- _REQUIREMENTS_
Take the entries below and print all of them exactly, please.

- _STORED DATA_
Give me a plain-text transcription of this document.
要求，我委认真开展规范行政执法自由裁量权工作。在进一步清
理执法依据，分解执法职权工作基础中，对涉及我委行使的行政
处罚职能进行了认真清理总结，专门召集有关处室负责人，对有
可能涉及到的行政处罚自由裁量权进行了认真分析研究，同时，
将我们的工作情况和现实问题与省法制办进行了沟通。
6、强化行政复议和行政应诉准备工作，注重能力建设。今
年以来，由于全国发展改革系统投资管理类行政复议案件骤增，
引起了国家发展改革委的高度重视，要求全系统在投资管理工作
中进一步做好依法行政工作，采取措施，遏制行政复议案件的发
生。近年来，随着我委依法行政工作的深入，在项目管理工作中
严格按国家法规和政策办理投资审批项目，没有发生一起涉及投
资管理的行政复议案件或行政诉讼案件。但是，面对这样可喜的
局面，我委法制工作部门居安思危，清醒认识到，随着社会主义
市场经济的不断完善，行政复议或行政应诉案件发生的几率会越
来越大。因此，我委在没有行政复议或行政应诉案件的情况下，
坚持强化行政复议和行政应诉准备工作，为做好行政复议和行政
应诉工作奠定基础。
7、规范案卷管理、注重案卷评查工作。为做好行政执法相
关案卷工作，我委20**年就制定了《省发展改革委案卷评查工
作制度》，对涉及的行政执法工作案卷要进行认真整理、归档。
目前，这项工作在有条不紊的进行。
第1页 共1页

- _SOLUTION TO THIS TASK_
Give me a plain-text transcription of this document.
要求，我委认真开展规范行政执法自由裁量权工作。在进一步清
理执法依据，分解执法职权工作基础中，对涉及我委行使的行政
处罚职能进行了认真清理总结，专门召集有关处室负责人，对有
可能涉及到的行政处罚自由裁量权进行了认真分析研究，同时，
将我们的工作情况和现实问题与省法制办进行了沟通。
6、强化行政复议和行政应诉准备工作，注重能力建设。今
年以来，由于全国发展改革系统投资管理类行政复议案件骤增，
引起了国家发展改革委的高度重视，要求全系统在投资管理工作
中进一步做好依法行政工作，采取措施，遏制行政复议案件的发
生。近年来，随着我委依法行政工作的深入，在项目管理工作中
严格按国家法规和政策办理投资审批项目，没有发生一起涉及投
资管理的行政复议案件或行政诉讼案件。但是，面对这样可喜的
局面，我委法制工作部门居安思危，清醒认识到，随着社会主义
市场经济的不断完善，行政复议或行政应诉案件发生的几率会越
来越大。因此，我委在没有行政复议或行政应诉案件的情况下，
坚持强化行政复议和行政应诉准备工作，为做好行政复议和行政
应诉工作奠定基础。
7、规范案卷管理、注重案卷评查工作。为做好行政执法相
关案卷工作，我委20**年就制定了《省发展改革委案卷评查工
作制度》，对涉及的行政执法工作案卷要进行认真整理、归档。
目前，这项工作在有条不紊的进行。
第1页 共1页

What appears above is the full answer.